----- Supplied data -----

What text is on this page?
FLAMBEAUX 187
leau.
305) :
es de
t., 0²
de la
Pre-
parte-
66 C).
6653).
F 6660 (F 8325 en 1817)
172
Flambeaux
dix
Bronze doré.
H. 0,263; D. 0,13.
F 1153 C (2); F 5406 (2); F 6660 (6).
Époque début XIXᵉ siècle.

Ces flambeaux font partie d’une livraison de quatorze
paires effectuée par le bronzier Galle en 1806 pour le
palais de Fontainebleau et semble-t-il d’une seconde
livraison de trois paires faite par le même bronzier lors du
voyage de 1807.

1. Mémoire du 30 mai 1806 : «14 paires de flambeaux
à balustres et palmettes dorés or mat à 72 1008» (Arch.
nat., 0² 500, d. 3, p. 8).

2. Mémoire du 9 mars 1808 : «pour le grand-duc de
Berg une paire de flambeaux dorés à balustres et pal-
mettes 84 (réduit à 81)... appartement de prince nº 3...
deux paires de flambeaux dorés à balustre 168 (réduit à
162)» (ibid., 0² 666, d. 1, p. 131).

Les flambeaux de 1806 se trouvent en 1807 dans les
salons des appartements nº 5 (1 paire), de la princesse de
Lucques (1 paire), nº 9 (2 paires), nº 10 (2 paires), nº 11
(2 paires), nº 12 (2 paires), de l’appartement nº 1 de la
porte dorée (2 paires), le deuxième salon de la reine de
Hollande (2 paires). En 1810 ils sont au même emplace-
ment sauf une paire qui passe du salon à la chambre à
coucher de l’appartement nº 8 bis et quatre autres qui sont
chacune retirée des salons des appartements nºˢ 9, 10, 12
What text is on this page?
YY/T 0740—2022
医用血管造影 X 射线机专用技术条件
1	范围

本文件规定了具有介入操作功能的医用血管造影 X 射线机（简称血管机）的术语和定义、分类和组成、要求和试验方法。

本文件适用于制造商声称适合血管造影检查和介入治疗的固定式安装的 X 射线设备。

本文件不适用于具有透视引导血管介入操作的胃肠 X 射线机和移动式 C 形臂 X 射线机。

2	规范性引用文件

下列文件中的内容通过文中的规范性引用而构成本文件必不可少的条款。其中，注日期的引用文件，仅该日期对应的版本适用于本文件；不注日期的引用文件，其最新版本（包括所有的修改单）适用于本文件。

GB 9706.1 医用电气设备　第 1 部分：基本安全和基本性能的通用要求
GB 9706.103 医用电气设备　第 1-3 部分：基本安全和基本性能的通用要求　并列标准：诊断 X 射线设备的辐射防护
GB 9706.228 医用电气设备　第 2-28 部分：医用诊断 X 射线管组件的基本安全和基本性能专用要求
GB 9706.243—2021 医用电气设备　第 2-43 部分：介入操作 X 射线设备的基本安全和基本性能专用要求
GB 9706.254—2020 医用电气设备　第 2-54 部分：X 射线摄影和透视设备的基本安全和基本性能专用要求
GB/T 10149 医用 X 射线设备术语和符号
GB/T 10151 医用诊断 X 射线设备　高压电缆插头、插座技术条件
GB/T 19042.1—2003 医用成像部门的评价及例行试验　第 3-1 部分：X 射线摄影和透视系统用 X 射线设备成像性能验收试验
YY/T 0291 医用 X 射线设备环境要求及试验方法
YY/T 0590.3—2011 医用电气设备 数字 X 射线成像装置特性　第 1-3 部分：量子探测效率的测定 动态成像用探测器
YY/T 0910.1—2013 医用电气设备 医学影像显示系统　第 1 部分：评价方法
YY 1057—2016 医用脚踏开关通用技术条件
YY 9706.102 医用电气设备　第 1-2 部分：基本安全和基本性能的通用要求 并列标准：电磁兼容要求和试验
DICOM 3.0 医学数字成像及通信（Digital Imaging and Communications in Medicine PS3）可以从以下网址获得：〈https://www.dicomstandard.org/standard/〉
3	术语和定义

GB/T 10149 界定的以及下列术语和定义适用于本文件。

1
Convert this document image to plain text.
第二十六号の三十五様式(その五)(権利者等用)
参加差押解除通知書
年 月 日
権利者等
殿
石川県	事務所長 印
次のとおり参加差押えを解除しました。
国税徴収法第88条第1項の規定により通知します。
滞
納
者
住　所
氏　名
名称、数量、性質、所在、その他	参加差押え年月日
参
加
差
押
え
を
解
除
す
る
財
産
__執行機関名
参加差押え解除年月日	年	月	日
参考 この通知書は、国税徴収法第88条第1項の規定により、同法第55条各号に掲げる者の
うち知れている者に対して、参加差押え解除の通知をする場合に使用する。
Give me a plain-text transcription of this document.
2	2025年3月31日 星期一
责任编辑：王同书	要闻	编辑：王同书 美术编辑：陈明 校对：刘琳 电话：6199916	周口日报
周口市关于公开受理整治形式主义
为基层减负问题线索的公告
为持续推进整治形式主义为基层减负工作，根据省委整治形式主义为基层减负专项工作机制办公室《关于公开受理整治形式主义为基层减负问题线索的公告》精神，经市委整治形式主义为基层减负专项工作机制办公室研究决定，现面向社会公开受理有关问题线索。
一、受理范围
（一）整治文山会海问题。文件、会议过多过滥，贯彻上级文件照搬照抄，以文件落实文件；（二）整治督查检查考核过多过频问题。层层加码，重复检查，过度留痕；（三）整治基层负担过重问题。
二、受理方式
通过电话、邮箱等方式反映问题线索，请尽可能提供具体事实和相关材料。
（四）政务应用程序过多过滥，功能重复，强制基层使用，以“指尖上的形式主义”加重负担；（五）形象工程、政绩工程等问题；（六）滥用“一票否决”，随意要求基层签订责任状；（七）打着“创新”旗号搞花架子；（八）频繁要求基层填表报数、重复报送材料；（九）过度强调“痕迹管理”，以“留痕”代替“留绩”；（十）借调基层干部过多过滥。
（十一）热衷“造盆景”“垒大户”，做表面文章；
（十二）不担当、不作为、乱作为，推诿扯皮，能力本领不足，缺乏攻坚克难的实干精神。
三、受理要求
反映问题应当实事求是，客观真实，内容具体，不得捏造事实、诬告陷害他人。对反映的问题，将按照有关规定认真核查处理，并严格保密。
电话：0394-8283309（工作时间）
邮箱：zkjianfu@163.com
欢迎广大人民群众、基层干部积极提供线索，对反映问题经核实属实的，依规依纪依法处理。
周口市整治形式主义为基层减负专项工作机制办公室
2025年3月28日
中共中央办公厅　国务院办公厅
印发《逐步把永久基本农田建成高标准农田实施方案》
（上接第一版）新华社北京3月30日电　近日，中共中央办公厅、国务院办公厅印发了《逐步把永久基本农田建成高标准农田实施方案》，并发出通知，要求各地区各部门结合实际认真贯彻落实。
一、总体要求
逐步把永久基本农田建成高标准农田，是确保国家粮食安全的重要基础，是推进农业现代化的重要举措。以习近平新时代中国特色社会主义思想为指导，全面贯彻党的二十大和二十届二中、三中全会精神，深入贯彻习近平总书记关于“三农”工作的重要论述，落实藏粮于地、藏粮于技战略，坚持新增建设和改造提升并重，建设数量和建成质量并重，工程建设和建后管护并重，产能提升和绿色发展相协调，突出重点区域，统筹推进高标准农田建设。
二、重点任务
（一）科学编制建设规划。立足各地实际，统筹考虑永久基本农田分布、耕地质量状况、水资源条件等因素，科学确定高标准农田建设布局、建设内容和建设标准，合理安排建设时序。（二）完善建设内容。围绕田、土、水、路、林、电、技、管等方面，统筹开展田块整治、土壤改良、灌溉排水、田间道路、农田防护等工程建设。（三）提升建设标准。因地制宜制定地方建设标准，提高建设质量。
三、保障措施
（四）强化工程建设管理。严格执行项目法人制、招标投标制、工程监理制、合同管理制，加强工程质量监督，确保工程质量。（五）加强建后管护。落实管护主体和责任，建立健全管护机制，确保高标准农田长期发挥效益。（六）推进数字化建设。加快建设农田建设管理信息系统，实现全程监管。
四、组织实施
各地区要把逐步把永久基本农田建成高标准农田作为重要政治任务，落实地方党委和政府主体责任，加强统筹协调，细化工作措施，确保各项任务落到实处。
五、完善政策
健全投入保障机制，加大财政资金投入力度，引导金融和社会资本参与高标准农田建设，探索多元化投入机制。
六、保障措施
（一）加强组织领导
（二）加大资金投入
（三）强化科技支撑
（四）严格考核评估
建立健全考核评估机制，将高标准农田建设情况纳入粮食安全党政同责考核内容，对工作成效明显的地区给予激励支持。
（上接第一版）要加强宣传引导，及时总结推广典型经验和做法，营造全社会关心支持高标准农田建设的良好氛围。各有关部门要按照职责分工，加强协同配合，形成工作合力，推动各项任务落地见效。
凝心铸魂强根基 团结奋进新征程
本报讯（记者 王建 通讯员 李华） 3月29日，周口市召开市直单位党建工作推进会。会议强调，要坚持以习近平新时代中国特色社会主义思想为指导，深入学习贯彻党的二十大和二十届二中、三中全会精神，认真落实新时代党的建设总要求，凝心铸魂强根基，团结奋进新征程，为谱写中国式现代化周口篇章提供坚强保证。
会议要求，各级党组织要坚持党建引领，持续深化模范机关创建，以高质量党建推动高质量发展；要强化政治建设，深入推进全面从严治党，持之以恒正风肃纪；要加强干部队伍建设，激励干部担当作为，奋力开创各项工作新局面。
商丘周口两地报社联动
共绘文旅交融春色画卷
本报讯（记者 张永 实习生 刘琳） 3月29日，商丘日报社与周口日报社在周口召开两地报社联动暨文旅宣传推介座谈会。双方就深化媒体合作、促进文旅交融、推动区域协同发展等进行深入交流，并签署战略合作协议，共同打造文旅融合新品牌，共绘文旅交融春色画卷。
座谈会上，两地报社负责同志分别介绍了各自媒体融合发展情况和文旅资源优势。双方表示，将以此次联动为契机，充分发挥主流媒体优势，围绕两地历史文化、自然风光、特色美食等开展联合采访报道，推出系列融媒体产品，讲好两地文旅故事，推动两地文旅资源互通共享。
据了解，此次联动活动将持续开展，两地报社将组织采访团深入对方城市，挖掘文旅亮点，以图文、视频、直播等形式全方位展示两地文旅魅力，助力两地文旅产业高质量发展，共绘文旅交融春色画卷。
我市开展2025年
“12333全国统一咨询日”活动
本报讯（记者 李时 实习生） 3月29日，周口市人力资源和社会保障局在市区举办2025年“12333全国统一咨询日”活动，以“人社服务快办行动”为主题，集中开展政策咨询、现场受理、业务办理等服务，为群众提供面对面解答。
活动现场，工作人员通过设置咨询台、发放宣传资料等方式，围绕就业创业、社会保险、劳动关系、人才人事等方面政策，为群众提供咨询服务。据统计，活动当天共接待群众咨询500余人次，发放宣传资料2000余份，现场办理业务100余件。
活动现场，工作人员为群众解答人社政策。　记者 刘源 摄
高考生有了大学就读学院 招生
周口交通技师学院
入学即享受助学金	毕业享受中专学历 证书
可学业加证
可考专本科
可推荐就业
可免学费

-----

To do:
Look over the listing above. Pick out and copy every line that includes "三中全会精神".

The answer:
逐步把永久基本农田建成高标准农田，是确保国家粮食安全的重要基础，是推进农业现代化的重要举措。以习近平新时代中国特色社会主义思想为指导，全面贯彻党的二十大和二十届二中、三中全会精神，深入贯彻习近平总书记关于“三农”工作的重要论述，落实藏粮于地、藏粮于技战略，坚持新增建设和改造提升并重，建设数量和建成质量并重，工程建设和建后管护并重，产能提升和绿色发展相协调，突出重点区域，统筹推进高标准农田建设。
本报讯（记者 王建 通讯员 李华） 3月29日，周口市召开市直单位党建工作推进会。会议强调，要坚持以习近平新时代中国特色社会主义思想为指导，深入学习贯彻党的二十大和二十届二中、三中全会精神，认真落实新时代党的建设总要求，凝心铸魂强根基，团结奋进新征程，为谱写中国式现代化周口篇章提供坚强保证。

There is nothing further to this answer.